[Records about charts and figures]
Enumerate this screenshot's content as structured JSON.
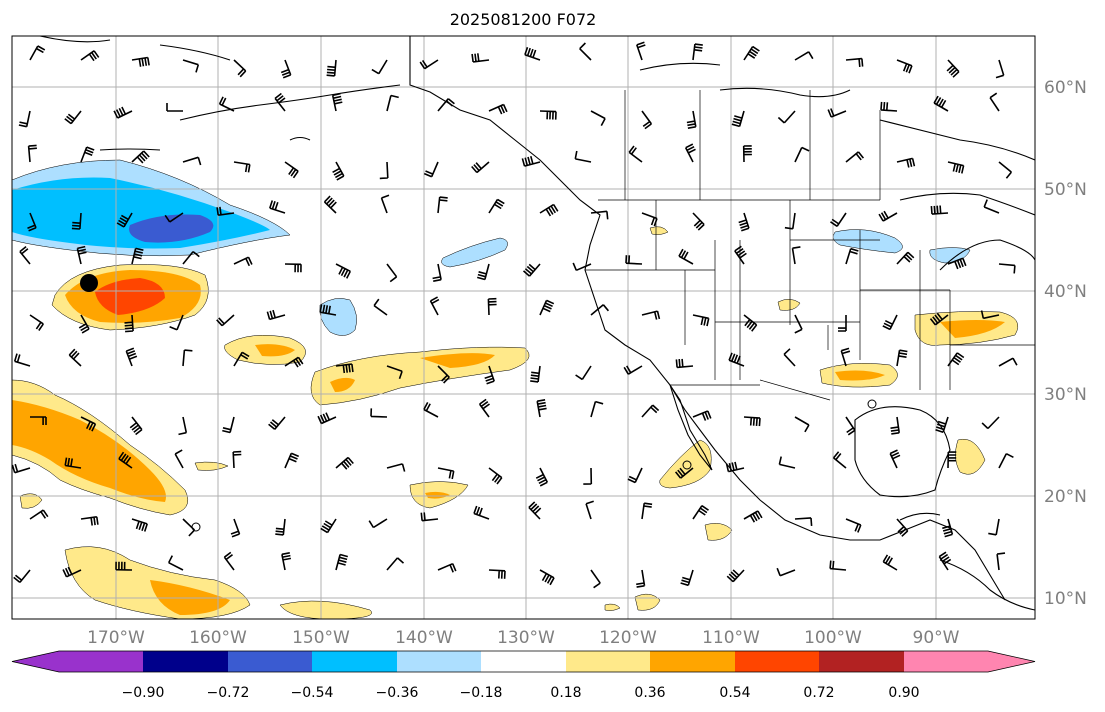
{
  "title": "2025081200 F072",
  "longitude_labels": [
    "170°W",
    "160°W",
    "150°W",
    "140°W",
    "130°W",
    "120°W",
    "110°W",
    "100°W",
    "90°W"
  ],
  "latitude_labels": [
    "60°N",
    "50°N",
    "40°N",
    "30°N",
    "20°N",
    "10°N"
  ],
  "colorbar": {
    "tick_labels": [
      "−0.90",
      "−0.72",
      "−0.54",
      "−0.36",
      "−0.18",
      "0.18",
      "0.36",
      "0.54",
      "0.72",
      "0.90"
    ],
    "colors": [
      "#9932CC",
      "#00008B",
      "#3A5BD1",
      "#00BFFF",
      "#ADDFFF",
      "#FFFFFF",
      "#FFE98A",
      "#FFA500",
      "#FF4500",
      "#B22222",
      "#FF85B0"
    ],
    "extend": "both"
  },
  "style": {
    "grid_color": "#b0b0b0",
    "coast_color": "#000000"
  }
}
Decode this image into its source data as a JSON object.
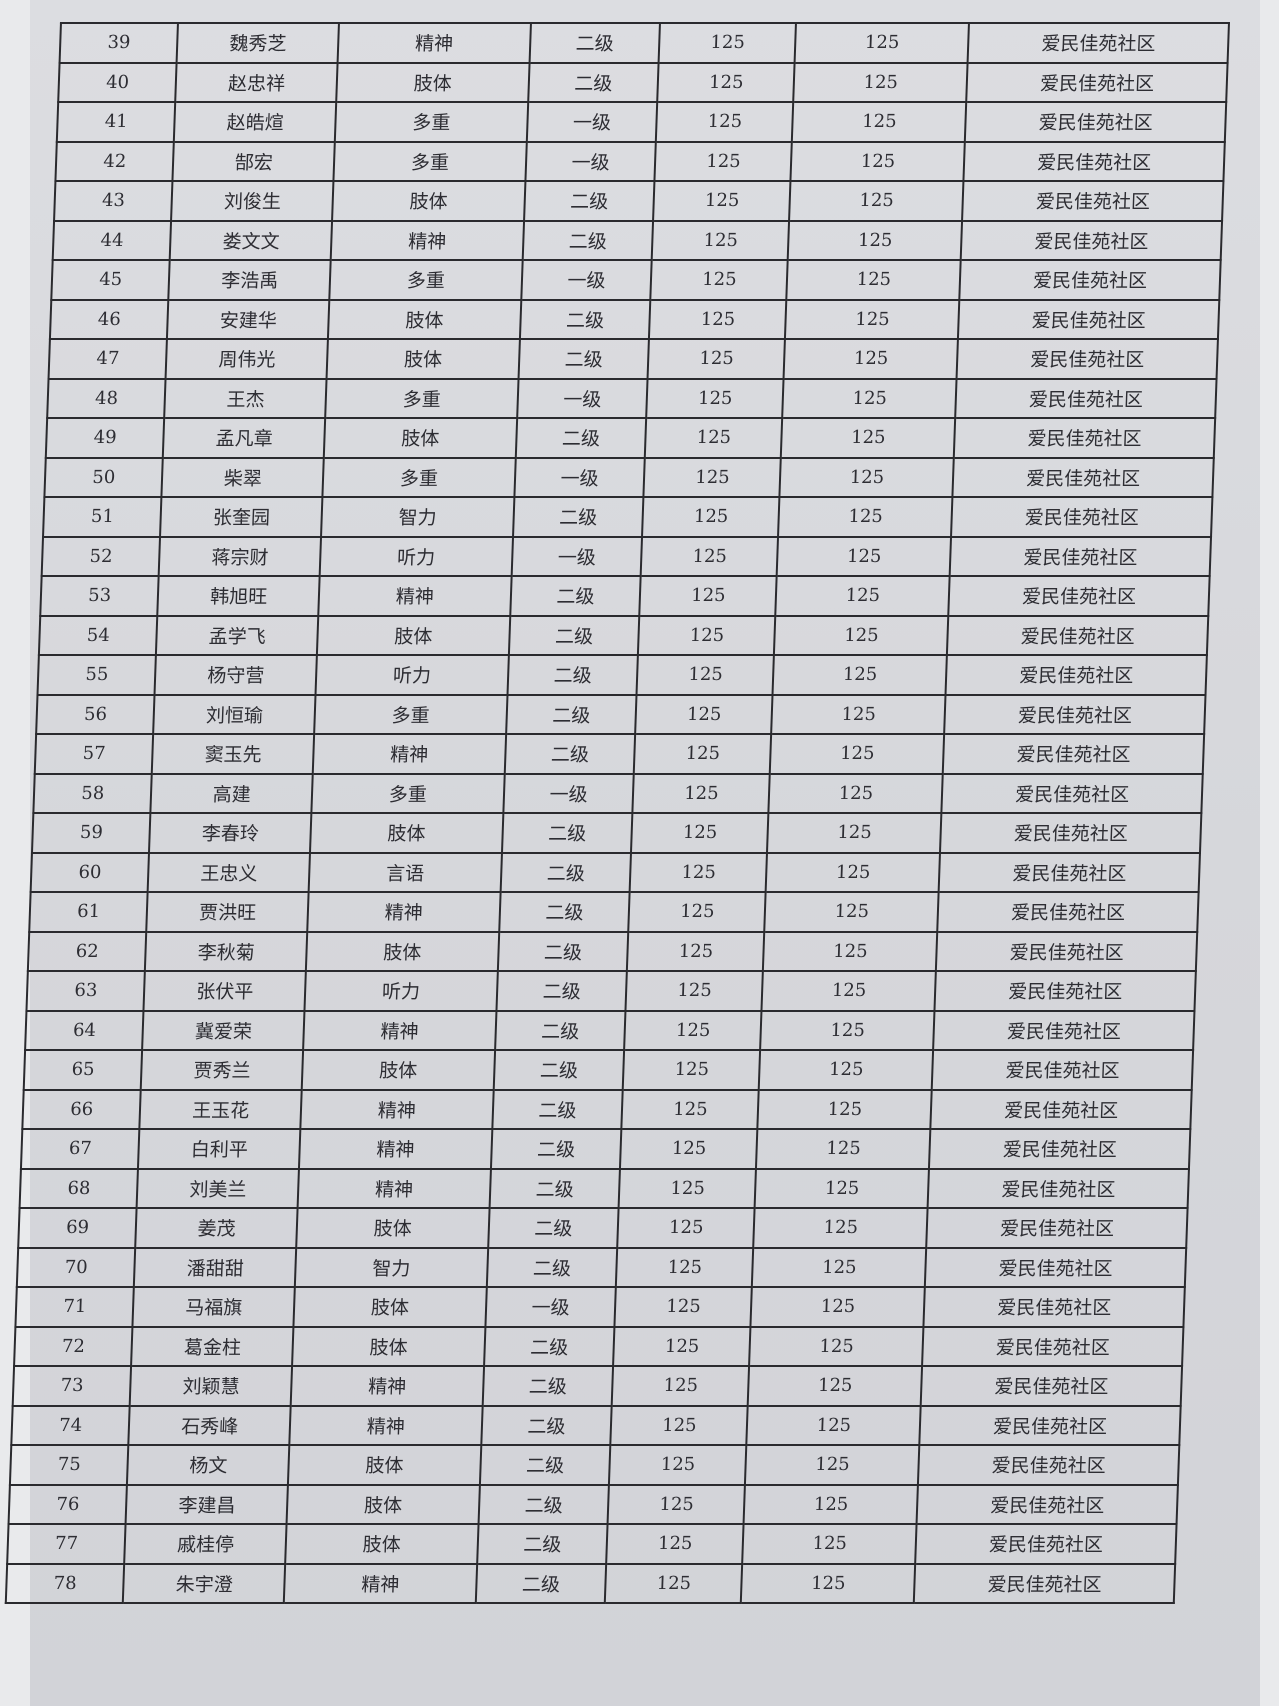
{
  "table": {
    "rows": [
      [
        "39",
        "魏秀芝",
        "精神",
        "二级",
        "125",
        "125",
        "爱民佳苑社区"
      ],
      [
        "40",
        "赵忠祥",
        "肢体",
        "二级",
        "125",
        "125",
        "爱民佳苑社区"
      ],
      [
        "41",
        "赵皓煊",
        "多重",
        "一级",
        "125",
        "125",
        "爱民佳苑社区"
      ],
      [
        "42",
        "郜宏",
        "多重",
        "一级",
        "125",
        "125",
        "爱民佳苑社区"
      ],
      [
        "43",
        "刘俊生",
        "肢体",
        "二级",
        "125",
        "125",
        "爱民佳苑社区"
      ],
      [
        "44",
        "娄文文",
        "精神",
        "二级",
        "125",
        "125",
        "爱民佳苑社区"
      ],
      [
        "45",
        "李浩禹",
        "多重",
        "一级",
        "125",
        "125",
        "爱民佳苑社区"
      ],
      [
        "46",
        "安建华",
        "肢体",
        "二级",
        "125",
        "125",
        "爱民佳苑社区"
      ],
      [
        "47",
        "周伟光",
        "肢体",
        "二级",
        "125",
        "125",
        "爱民佳苑社区"
      ],
      [
        "48",
        "王杰",
        "多重",
        "一级",
        "125",
        "125",
        "爱民佳苑社区"
      ],
      [
        "49",
        "孟凡章",
        "肢体",
        "二级",
        "125",
        "125",
        "爱民佳苑社区"
      ],
      [
        "50",
        "柴翠",
        "多重",
        "一级",
        "125",
        "125",
        "爱民佳苑社区"
      ],
      [
        "51",
        "张奎园",
        "智力",
        "二级",
        "125",
        "125",
        "爱民佳苑社区"
      ],
      [
        "52",
        "蒋宗财",
        "听力",
        "一级",
        "125",
        "125",
        "爱民佳苑社区"
      ],
      [
        "53",
        "韩旭旺",
        "精神",
        "二级",
        "125",
        "125",
        "爱民佳苑社区"
      ],
      [
        "54",
        "孟学飞",
        "肢体",
        "二级",
        "125",
        "125",
        "爱民佳苑社区"
      ],
      [
        "55",
        "杨守营",
        "听力",
        "二级",
        "125",
        "125",
        "爱民佳苑社区"
      ],
      [
        "56",
        "刘恒瑜",
        "多重",
        "二级",
        "125",
        "125",
        "爱民佳苑社区"
      ],
      [
        "57",
        "窦玉先",
        "精神",
        "二级",
        "125",
        "125",
        "爱民佳苑社区"
      ],
      [
        "58",
        "高建",
        "多重",
        "一级",
        "125",
        "125",
        "爱民佳苑社区"
      ],
      [
        "59",
        "李春玲",
        "肢体",
        "二级",
        "125",
        "125",
        "爱民佳苑社区"
      ],
      [
        "60",
        "王忠义",
        "言语",
        "二级",
        "125",
        "125",
        "爱民佳苑社区"
      ],
      [
        "61",
        "贾洪旺",
        "精神",
        "二级",
        "125",
        "125",
        "爱民佳苑社区"
      ],
      [
        "62",
        "李秋菊",
        "肢体",
        "二级",
        "125",
        "125",
        "爱民佳苑社区"
      ],
      [
        "63",
        "张伏平",
        "听力",
        "二级",
        "125",
        "125",
        "爱民佳苑社区"
      ],
      [
        "64",
        "冀爱荣",
        "精神",
        "二级",
        "125",
        "125",
        "爱民佳苑社区"
      ],
      [
        "65",
        "贾秀兰",
        "肢体",
        "二级",
        "125",
        "125",
        "爱民佳苑社区"
      ],
      [
        "66",
        "王玉花",
        "精神",
        "二级",
        "125",
        "125",
        "爱民佳苑社区"
      ],
      [
        "67",
        "白利平",
        "精神",
        "二级",
        "125",
        "125",
        "爱民佳苑社区"
      ],
      [
        "68",
        "刘美兰",
        "精神",
        "二级",
        "125",
        "125",
        "爱民佳苑社区"
      ],
      [
        "69",
        "姜茂",
        "肢体",
        "二级",
        "125",
        "125",
        "爱民佳苑社区"
      ],
      [
        "70",
        "潘甜甜",
        "智力",
        "二级",
        "125",
        "125",
        "爱民佳苑社区"
      ],
      [
        "71",
        "马福旗",
        "肢体",
        "一级",
        "125",
        "125",
        "爱民佳苑社区"
      ],
      [
        "72",
        "葛金柱",
        "肢体",
        "二级",
        "125",
        "125",
        "爱民佳苑社区"
      ],
      [
        "73",
        "刘颖慧",
        "精神",
        "二级",
        "125",
        "125",
        "爱民佳苑社区"
      ],
      [
        "74",
        "石秀峰",
        "精神",
        "二级",
        "125",
        "125",
        "爱民佳苑社区"
      ],
      [
        "75",
        "杨文",
        "肢体",
        "二级",
        "125",
        "125",
        "爱民佳苑社区"
      ],
      [
        "76",
        "李建昌",
        "肢体",
        "二级",
        "125",
        "125",
        "爱民佳苑社区"
      ],
      [
        "77",
        "戚桂停",
        "肢体",
        "二级",
        "125",
        "125",
        "爱民佳苑社区"
      ],
      [
        "78",
        "朱宇澄",
        "精神",
        "二级",
        "125",
        "125",
        "爱民佳苑社区"
      ]
    ]
  }
}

» **DESCRIPTION OF THE TASK**: Out of the material above, select every line that holds the string "this".

» **IN RESPONSE**:
Enumerate this screenshot's content as structured JSON.
Decode this image into its source data as a JSON object.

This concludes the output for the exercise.